# Task input start

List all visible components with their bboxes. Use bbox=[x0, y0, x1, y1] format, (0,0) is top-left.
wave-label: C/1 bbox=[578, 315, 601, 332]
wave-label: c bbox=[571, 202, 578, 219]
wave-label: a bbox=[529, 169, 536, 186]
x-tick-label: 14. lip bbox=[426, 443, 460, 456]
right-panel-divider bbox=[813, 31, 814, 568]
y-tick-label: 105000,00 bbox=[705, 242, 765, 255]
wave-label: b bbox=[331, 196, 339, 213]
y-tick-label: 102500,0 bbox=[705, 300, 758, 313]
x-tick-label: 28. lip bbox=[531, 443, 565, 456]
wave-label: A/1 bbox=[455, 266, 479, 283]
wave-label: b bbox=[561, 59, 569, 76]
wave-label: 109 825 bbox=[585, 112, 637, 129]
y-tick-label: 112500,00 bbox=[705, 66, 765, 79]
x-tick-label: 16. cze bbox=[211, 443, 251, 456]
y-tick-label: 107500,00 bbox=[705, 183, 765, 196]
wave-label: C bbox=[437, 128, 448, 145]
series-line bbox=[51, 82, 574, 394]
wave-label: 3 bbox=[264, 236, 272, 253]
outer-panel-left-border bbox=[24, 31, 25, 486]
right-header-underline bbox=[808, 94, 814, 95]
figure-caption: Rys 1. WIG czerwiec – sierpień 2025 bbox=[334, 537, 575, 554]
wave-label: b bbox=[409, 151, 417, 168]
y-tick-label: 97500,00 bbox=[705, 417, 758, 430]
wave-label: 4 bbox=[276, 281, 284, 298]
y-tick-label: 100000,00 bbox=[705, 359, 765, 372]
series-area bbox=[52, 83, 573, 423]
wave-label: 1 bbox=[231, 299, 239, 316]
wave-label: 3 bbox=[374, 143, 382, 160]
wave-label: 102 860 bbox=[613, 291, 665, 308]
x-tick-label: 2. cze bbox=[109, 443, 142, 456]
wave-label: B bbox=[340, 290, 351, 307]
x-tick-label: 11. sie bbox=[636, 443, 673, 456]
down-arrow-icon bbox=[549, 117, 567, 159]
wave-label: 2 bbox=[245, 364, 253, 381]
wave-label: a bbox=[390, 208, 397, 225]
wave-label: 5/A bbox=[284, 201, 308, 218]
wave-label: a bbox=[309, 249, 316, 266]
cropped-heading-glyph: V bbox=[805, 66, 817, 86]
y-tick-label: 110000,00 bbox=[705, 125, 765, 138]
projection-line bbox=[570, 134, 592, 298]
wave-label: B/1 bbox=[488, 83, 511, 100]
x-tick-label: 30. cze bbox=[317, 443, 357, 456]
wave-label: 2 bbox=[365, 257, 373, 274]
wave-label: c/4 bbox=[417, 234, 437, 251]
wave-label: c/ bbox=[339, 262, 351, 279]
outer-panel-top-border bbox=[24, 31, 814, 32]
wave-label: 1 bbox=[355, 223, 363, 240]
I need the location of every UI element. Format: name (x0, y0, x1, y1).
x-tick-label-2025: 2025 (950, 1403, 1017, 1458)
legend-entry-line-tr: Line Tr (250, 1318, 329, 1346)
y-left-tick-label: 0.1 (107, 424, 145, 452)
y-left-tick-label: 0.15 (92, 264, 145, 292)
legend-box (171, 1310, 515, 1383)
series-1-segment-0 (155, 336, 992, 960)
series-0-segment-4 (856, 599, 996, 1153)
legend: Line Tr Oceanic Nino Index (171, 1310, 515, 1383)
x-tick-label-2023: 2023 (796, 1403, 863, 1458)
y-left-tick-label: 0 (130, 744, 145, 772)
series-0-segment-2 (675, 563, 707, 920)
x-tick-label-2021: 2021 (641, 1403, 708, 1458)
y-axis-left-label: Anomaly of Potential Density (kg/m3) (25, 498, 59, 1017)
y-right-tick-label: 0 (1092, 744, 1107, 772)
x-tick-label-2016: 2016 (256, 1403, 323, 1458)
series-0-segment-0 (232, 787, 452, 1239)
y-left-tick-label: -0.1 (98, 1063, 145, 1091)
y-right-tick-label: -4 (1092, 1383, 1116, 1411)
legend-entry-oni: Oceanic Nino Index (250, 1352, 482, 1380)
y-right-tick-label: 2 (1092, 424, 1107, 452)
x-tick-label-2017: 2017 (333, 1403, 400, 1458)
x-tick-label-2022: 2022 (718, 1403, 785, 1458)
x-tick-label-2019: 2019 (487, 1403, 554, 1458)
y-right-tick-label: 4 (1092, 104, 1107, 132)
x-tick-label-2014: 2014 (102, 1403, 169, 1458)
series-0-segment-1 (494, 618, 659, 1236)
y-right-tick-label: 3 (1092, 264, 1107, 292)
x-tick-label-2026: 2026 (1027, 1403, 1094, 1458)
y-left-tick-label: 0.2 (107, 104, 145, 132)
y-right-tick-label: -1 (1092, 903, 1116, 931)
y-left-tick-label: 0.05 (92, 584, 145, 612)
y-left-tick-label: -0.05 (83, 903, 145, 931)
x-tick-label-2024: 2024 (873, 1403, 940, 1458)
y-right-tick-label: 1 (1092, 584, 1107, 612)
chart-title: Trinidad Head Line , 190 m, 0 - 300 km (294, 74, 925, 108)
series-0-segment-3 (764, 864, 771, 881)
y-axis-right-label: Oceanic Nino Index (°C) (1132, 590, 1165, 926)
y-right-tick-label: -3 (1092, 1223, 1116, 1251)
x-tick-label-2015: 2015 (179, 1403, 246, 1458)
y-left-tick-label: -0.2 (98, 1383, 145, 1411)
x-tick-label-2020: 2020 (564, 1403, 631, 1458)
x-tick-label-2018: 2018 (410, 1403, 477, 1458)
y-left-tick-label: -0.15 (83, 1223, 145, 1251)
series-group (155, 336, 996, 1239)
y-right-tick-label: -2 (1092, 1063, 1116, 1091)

# Task input end

▶ _Stated problem_: Update the material above by changing every "wave-label" to "wave-marker" and leaving everything else unchanged.

▶ _Solution for this problem_:
List all visible components with their bboxes. Use bbox=[x0, y0, x1, y1] format, (0,0) is top-left.
wave-marker: C/1 bbox=[578, 315, 601, 332]
wave-marker: c bbox=[571, 202, 578, 219]
wave-marker: a bbox=[529, 169, 536, 186]
x-tick-label: 14. lip bbox=[426, 443, 460, 456]
right-panel-divider bbox=[813, 31, 814, 568]
y-tick-label: 105000,00 bbox=[705, 242, 765, 255]
wave-marker: b bbox=[331, 196, 339, 213]
y-tick-label: 102500,0 bbox=[705, 300, 758, 313]
x-tick-label: 28. lip bbox=[531, 443, 565, 456]
wave-marker: A/1 bbox=[455, 266, 479, 283]
wave-marker: b bbox=[561, 59, 569, 76]
wave-marker: 109 825 bbox=[585, 112, 637, 129]
y-tick-label: 112500,00 bbox=[705, 66, 765, 79]
x-tick-label: 16. cze bbox=[211, 443, 251, 456]
y-tick-label: 107500,00 bbox=[705, 183, 765, 196]
wave-marker: C bbox=[437, 128, 448, 145]
series-line bbox=[51, 82, 574, 394]
wave-marker: 3 bbox=[264, 236, 272, 253]
outer-panel-left-border bbox=[24, 31, 25, 486]
right-header-underline bbox=[808, 94, 814, 95]
figure-caption: Rys 1. WIG czerwiec – sierpień 2025 bbox=[334, 537, 575, 554]
wave-marker: b bbox=[409, 151, 417, 168]
y-tick-label: 97500,00 bbox=[705, 417, 758, 430]
wave-marker: 4 bbox=[276, 281, 284, 298]
y-tick-label: 100000,00 bbox=[705, 359, 765, 372]
series-area bbox=[52, 83, 573, 423]
wave-marker: 1 bbox=[231, 299, 239, 316]
wave-marker: 3 bbox=[374, 143, 382, 160]
wave-marker: 102 860 bbox=[613, 291, 665, 308]
x-tick-label: 2. cze bbox=[109, 443, 142, 456]
wave-marker: B bbox=[340, 290, 351, 307]
x-tick-label: 11. sie bbox=[636, 443, 673, 456]
down-arrow-icon bbox=[549, 117, 567, 159]
wave-marker: 2 bbox=[245, 364, 253, 381]
wave-marker: a bbox=[390, 208, 397, 225]
wave-marker: 5/A bbox=[284, 201, 308, 218]
wave-marker: a bbox=[309, 249, 316, 266]
cropped-heading-glyph: V bbox=[805, 66, 817, 86]
y-tick-label: 110000,00 bbox=[705, 125, 765, 138]
projection-line bbox=[570, 134, 592, 298]
wave-marker: B/1 bbox=[488, 83, 511, 100]
x-tick-label: 30. cze bbox=[317, 443, 357, 456]
wave-marker: 2 bbox=[365, 257, 373, 274]
wave-marker: c/4 bbox=[417, 234, 437, 251]
wave-marker: c/ bbox=[339, 262, 351, 279]
outer-panel-top-border bbox=[24, 31, 814, 32]
wave-marker: 1 bbox=[355, 223, 363, 240]
I need the location of every UI element. Format: name (x0, y0, x1, y1).
x-tick-label-2025: 2025 (950, 1403, 1017, 1458)
legend-entry-line-tr: Line Tr (250, 1318, 329, 1346)
y-left-tick-label: 0.1 (107, 424, 145, 452)
y-left-tick-label: 0.15 (92, 264, 145, 292)
legend-box (171, 1310, 515, 1383)
series-1-segment-0 (155, 336, 992, 960)
series-0-segment-4 (856, 599, 996, 1153)
legend: Line Tr Oceanic Nino Index (171, 1310, 515, 1383)
x-tick-label-2023: 2023 (796, 1403, 863, 1458)
y-left-tick-label: 0 (130, 744, 145, 772)
series-0-segment-2 (675, 563, 707, 920)
x-tick-label-2021: 2021 (641, 1403, 708, 1458)
y-axis-left-label: Anomaly of Potential Density (kg/m3) (25, 498, 59, 1017)
y-right-tick-label: 0 (1092, 744, 1107, 772)
x-tick-label-2016: 2016 (256, 1403, 323, 1458)
series-0-segment-0 (232, 787, 452, 1239)
y-left-tick-label: -0.1 (98, 1063, 145, 1091)
y-right-tick-label: -4 (1092, 1383, 1116, 1411)
legend-entry-oni: Oceanic Nino Index (250, 1352, 482, 1380)
y-right-tick-label: 2 (1092, 424, 1107, 452)
x-tick-label-2017: 2017 (333, 1403, 400, 1458)
x-tick-label-2022: 2022 (718, 1403, 785, 1458)
x-tick-label-2019: 2019 (487, 1403, 554, 1458)
y-right-tick-label: 4 (1092, 104, 1107, 132)
x-tick-label-2014: 2014 (102, 1403, 169, 1458)
series-0-segment-1 (494, 618, 659, 1236)
y-right-tick-label: 3 (1092, 264, 1107, 292)
x-tick-label-2026: 2026 (1027, 1403, 1094, 1458)
y-left-tick-label: 0.2 (107, 104, 145, 132)
y-right-tick-label: -1 (1092, 903, 1116, 931)
y-left-tick-label: 0.05 (92, 584, 145, 612)
y-left-tick-label: -0.05 (83, 903, 145, 931)
x-tick-label-2024: 2024 (873, 1403, 940, 1458)
y-right-tick-label: 1 (1092, 584, 1107, 612)
chart-title: Trinidad Head Line , 190 m, 0 - 300 km (294, 74, 925, 108)
series-0-segment-3 (764, 864, 771, 881)
y-axis-right-label: Oceanic Nino Index (°C) (1132, 590, 1165, 926)
y-right-tick-label: -3 (1092, 1223, 1116, 1251)
x-tick-label-2015: 2015 (179, 1403, 246, 1458)
y-left-tick-label: -0.2 (98, 1383, 145, 1411)
x-tick-label-2020: 2020 (564, 1403, 631, 1458)
x-tick-label-2018: 2018 (410, 1403, 477, 1458)
y-left-tick-label: -0.15 (83, 1223, 145, 1251)
series-group (155, 336, 996, 1239)
y-right-tick-label: -2 (1092, 1063, 1116, 1091)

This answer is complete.